What is asked: Sort through the data and copy the lines holding the word "energie".

(Records)
* * *
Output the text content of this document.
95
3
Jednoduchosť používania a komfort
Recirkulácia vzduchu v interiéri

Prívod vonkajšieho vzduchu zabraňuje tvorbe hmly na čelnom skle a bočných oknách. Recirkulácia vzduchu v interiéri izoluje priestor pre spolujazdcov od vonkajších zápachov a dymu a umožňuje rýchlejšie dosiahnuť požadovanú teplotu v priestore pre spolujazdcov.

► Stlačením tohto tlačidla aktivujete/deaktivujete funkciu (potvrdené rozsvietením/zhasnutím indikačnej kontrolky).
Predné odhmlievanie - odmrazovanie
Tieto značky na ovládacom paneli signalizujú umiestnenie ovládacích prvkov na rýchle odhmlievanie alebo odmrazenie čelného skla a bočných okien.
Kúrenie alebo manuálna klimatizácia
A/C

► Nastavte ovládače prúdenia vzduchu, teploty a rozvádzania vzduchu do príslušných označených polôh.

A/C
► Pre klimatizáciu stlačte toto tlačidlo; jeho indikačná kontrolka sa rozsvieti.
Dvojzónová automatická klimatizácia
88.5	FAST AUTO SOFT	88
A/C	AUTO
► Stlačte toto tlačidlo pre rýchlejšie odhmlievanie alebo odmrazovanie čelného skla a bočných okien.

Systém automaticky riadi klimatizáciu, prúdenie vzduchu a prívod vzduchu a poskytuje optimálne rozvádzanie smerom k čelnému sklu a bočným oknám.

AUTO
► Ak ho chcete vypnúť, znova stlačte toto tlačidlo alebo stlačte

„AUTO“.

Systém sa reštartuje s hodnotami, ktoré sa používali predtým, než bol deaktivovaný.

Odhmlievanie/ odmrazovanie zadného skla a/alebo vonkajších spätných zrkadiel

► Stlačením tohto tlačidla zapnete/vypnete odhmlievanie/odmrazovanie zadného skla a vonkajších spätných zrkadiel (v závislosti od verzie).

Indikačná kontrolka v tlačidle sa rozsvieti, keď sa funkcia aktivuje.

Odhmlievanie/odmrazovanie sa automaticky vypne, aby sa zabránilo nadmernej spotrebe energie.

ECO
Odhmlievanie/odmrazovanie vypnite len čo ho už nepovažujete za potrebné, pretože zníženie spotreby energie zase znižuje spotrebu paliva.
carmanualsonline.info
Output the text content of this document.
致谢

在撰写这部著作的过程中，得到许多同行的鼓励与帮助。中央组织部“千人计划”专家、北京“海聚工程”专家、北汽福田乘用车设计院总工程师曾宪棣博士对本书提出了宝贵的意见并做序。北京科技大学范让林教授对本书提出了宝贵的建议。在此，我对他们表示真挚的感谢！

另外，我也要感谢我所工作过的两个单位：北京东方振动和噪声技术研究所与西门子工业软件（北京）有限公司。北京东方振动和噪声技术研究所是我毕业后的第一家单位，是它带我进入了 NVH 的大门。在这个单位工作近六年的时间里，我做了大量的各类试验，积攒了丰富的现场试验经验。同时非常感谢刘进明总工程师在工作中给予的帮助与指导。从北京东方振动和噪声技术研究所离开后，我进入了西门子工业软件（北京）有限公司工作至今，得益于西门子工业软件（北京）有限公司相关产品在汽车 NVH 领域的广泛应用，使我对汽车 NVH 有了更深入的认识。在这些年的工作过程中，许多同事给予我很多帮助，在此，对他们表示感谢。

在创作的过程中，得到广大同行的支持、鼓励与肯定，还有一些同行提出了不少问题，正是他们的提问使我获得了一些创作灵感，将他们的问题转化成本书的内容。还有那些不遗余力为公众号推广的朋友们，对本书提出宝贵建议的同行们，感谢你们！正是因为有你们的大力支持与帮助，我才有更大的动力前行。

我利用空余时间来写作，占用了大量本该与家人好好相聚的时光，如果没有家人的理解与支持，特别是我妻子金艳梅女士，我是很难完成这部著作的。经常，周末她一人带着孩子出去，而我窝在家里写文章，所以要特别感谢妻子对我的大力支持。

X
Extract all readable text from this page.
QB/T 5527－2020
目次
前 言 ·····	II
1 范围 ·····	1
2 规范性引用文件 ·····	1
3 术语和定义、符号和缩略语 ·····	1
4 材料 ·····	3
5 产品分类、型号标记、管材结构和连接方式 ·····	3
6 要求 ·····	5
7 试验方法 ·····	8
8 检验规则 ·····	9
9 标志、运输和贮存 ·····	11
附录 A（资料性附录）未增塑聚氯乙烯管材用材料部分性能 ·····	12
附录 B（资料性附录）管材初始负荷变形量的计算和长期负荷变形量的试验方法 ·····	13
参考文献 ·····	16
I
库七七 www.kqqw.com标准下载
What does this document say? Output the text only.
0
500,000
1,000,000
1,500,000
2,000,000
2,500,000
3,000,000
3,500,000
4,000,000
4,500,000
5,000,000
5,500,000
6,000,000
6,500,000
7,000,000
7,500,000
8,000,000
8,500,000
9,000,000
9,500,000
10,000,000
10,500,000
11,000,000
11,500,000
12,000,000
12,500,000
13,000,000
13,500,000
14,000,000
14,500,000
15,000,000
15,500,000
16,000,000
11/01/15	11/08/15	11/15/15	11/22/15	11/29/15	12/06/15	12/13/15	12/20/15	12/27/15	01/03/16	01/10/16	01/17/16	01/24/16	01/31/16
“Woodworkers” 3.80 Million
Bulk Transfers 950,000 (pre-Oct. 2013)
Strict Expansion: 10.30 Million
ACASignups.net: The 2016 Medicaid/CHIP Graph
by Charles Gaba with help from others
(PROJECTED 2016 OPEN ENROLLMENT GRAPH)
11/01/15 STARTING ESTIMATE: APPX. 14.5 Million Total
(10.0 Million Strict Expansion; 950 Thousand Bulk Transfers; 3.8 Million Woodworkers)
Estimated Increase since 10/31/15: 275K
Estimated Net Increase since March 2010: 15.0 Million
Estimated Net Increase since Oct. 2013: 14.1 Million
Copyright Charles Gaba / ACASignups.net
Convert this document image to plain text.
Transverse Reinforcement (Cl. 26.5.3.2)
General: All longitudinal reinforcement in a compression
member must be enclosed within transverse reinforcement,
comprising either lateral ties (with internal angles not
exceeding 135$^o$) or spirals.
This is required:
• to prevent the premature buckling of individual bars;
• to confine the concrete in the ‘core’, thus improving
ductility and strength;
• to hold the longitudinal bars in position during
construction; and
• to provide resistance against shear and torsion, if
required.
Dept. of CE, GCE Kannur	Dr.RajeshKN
* * *
Output below:
Odhmlievanie/odmrazovanie sa automaticky vypne, aby sa zabránilo nadmernej spotrebe energie.
Odhmlievanie/odmrazovanie vypnite len čo ho už nepovažujete za potrebné, pretože zníženie spotreby energie zase znižuje spotrebu paliva.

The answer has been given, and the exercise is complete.